:: Raw data ::
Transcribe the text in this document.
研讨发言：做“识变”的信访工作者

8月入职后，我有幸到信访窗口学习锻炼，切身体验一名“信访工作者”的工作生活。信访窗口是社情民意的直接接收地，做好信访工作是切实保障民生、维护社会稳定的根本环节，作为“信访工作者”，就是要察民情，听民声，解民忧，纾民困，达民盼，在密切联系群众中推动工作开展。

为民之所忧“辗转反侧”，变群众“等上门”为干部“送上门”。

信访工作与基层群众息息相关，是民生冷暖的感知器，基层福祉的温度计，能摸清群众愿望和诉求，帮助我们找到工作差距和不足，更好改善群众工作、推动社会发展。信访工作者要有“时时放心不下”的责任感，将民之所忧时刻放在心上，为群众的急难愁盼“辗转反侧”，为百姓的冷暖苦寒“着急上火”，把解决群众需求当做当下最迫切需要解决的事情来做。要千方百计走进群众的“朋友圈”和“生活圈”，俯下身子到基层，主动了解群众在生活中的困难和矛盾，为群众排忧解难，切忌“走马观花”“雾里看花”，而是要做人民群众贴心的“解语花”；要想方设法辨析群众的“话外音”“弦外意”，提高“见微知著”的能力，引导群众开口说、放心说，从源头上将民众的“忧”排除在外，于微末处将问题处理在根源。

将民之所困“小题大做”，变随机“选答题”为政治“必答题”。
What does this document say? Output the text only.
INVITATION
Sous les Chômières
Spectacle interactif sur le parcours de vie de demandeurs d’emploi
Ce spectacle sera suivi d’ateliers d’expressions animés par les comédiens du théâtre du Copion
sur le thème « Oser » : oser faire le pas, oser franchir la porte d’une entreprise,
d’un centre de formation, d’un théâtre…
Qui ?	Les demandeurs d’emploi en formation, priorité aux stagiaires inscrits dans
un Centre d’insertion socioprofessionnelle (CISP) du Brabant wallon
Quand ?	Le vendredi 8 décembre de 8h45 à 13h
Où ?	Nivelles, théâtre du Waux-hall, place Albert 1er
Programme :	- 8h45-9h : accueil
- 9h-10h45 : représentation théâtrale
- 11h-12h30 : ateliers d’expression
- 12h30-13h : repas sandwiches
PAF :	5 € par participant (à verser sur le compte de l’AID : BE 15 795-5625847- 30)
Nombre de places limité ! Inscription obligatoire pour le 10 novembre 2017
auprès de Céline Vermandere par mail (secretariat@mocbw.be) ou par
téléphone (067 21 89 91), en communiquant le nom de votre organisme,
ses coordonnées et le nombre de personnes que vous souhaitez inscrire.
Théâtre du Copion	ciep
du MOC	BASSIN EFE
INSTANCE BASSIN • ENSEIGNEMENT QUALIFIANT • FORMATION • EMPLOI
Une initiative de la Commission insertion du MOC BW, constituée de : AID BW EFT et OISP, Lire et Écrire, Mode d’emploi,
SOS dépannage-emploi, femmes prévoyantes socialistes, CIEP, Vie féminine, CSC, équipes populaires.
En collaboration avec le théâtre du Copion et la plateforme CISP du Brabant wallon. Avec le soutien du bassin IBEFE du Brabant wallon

:: To do ::
Reproduce the listing above verbatim, from first line to last.

:: Result of this exercise ::
Transcribe the text in this document.
研讨发言：做“识变”的信访工作者

8月入职后，我有幸到信访窗口学习锻炼，切身体验一名“信访工作者”的工作生活。信访窗口是社情民意的直接接收地，做好信访工作是切实保障民生、维护社会稳定的根本环节，作为“信访工作者”，就是要察民情，听民声，解民忧，纾民困，达民盼，在密切联系群众中推动工作开展。

为民之所忧“辗转反侧”，变群众“等上门”为干部“送上门”。

信访工作与基层群众息息相关，是民生冷暖的感知器，基层福祉的温度计，能摸清群众愿望和诉求，帮助我们找到工作差距和不足，更好改善群众工作、推动社会发展。信访工作者要有“时时放心不下”的责任感，将民之所忧时刻放在心上，为群众的急难愁盼“辗转反侧”，为百姓的冷暖苦寒“着急上火”，把解决群众需求当做当下最迫切需要解决的事情来做。要千方百计走进群众的“朋友圈”和“生活圈”，俯下身子到基层，主动了解群众在生活中的困难和矛盾，为群众排忧解难，切忌“走马观花”“雾里看花”，而是要做人民群众贴心的“解语花”；要想方设法辨析群众的“话外音”“弦外意”，提高“见微知著”的能力，引导群众开口说、放心说，从源头上将民众的“忧”排除在外，于微末处将问题处理在根源。

将民之所困“小题大做”，变随机“选答题”为政治“必答题”。
What does this document say? Output the text only.
INVITATION
Sous les Chômières
Spectacle interactif sur le parcours de vie de demandeurs d’emploi
Ce spectacle sera suivi d’ateliers d’expressions animés par les comédiens du théâtre du Copion
sur le thème « Oser » : oser faire le pas, oser franchir la porte d’une entreprise,
d’un centre de formation, d’un théâtre…
Qui ?	Les demandeurs d’emploi en formation, priorité aux stagiaires inscrits dans
un Centre d’insertion socioprofessionnelle (CISP) du Brabant wallon
Quand ?	Le vendredi 8 décembre de 8h45 à 13h
Où ?	Nivelles, théâtre du Waux-hall, place Albert 1er
Programme :	- 8h45-9h : accueil
- 9h-10h45 : représentation théâtrale
- 11h-12h30 : ateliers d’expression
- 12h30-13h : repas sandwiches
PAF :	5 € par participant (à verser sur le compte de l’AID : BE 15 795-5625847- 30)
Nombre de places limité ! Inscription obligatoire pour le 10 novembre 2017
auprès de Céline Vermandere par mail (secretariat@mocbw.be) ou par
téléphone (067 21 89 91), en communiquant le nom de votre organisme,
ses coordonnées et le nombre de personnes que vous souhaitez inscrire.
Théâtre du Copion	ciep
du MOC	BASSIN EFE
INSTANCE BASSIN • ENSEIGNEMENT QUALIFIANT • FORMATION • EMPLOI
Une initiative de la Commission insertion du MOC BW, constituée de : AID BW EFT et OISP, Lire et Écrire, Mode d’emploi,
SOS dépannage-emploi, femmes prévoyantes socialistes, CIEP, Vie féminine, CSC, équipes populaires.
En collaboration avec le théâtre du Copion et la plateforme CISP du Brabant wallon. Avec le soutien du bassin IBEFE du Brabant wallon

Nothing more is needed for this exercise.